**EXERCISE INPUTS:**
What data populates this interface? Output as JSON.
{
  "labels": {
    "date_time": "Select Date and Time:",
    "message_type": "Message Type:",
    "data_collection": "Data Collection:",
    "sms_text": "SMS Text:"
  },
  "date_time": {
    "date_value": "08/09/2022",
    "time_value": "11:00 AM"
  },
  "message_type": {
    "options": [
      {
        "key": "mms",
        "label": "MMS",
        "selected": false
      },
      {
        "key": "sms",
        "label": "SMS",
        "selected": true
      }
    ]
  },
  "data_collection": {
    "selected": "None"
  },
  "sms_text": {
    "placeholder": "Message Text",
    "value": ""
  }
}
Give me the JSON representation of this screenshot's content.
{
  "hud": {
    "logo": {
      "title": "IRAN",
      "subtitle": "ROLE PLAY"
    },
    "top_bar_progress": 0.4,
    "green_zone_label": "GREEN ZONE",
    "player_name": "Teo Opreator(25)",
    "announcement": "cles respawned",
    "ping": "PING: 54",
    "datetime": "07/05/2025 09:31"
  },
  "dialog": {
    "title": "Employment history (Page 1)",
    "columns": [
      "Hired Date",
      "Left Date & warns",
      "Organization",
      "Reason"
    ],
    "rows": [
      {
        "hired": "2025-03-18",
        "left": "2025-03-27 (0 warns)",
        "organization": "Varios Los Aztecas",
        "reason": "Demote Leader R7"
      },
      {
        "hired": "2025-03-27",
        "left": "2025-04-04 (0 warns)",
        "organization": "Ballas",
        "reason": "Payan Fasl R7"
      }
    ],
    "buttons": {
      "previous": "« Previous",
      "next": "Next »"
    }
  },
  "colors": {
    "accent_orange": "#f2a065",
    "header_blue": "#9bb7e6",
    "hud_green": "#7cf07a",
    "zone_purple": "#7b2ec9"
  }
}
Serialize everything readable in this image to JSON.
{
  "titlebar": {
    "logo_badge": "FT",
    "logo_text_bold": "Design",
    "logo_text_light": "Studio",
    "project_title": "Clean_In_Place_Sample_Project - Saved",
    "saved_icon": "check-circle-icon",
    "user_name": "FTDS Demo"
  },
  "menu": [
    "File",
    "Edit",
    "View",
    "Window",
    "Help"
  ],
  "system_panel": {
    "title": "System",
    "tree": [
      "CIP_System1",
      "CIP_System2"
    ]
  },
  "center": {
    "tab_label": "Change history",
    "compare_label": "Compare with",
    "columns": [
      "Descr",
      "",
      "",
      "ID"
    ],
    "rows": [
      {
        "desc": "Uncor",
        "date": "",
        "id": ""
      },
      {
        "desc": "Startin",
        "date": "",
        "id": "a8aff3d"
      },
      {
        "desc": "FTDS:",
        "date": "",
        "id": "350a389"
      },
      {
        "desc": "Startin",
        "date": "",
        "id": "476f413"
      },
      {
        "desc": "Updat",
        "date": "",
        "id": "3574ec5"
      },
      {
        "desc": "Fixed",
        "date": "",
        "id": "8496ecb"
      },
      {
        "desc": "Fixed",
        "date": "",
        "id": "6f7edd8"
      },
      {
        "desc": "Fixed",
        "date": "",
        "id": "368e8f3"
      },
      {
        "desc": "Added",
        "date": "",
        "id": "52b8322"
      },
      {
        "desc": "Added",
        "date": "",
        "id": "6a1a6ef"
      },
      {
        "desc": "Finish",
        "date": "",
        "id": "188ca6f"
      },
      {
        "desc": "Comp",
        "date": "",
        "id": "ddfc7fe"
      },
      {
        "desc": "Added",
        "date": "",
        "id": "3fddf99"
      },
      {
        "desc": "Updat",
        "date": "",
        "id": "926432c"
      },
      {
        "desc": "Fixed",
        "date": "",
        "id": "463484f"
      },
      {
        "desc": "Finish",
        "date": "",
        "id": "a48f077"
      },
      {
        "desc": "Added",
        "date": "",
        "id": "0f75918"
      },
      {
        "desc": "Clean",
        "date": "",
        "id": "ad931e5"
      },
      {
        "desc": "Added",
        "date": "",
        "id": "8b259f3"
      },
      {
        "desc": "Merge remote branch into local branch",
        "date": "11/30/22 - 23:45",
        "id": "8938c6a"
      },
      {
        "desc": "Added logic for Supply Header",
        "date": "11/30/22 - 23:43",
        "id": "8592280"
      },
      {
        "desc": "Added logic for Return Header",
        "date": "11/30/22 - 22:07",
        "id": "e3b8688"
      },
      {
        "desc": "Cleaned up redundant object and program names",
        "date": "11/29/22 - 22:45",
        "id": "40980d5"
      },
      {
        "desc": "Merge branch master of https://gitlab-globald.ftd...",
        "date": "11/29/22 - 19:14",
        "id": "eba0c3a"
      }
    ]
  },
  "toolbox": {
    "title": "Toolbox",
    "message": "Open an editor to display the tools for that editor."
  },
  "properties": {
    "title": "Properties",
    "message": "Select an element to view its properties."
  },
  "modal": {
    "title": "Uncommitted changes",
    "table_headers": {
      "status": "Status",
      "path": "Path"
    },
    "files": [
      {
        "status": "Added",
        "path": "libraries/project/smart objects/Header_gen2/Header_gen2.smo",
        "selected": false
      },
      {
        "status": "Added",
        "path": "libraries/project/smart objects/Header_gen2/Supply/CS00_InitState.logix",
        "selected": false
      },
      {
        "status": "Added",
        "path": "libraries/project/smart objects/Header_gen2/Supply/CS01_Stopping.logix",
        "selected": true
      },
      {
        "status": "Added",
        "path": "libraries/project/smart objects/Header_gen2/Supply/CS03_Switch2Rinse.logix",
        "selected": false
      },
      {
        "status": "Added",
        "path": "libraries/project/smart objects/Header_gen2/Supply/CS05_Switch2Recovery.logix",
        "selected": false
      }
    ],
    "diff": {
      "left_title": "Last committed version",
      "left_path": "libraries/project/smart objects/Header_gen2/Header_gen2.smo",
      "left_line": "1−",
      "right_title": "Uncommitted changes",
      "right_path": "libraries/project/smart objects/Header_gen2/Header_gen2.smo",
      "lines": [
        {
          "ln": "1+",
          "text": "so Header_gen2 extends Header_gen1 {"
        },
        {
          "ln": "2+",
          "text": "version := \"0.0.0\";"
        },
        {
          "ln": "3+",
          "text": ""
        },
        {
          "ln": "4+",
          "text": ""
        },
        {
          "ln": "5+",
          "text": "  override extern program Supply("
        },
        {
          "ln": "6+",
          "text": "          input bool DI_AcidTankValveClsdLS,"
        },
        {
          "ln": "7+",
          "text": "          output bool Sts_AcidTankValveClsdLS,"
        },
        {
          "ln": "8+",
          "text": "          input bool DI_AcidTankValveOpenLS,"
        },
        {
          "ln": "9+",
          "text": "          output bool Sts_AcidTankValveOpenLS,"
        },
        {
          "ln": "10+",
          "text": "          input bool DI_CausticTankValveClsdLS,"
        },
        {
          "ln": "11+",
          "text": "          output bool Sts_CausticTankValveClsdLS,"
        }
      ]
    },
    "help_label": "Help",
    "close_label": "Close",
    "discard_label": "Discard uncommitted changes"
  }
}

**WORK TO DO:** Read the lines above. Gather those in which the string "warns" is found.

**TASK RESPONSE:**
      "Left Date & warns",
        "left": "2025-03-27 (0 warns)",
        "left": "2025-04-04 (0 warns)",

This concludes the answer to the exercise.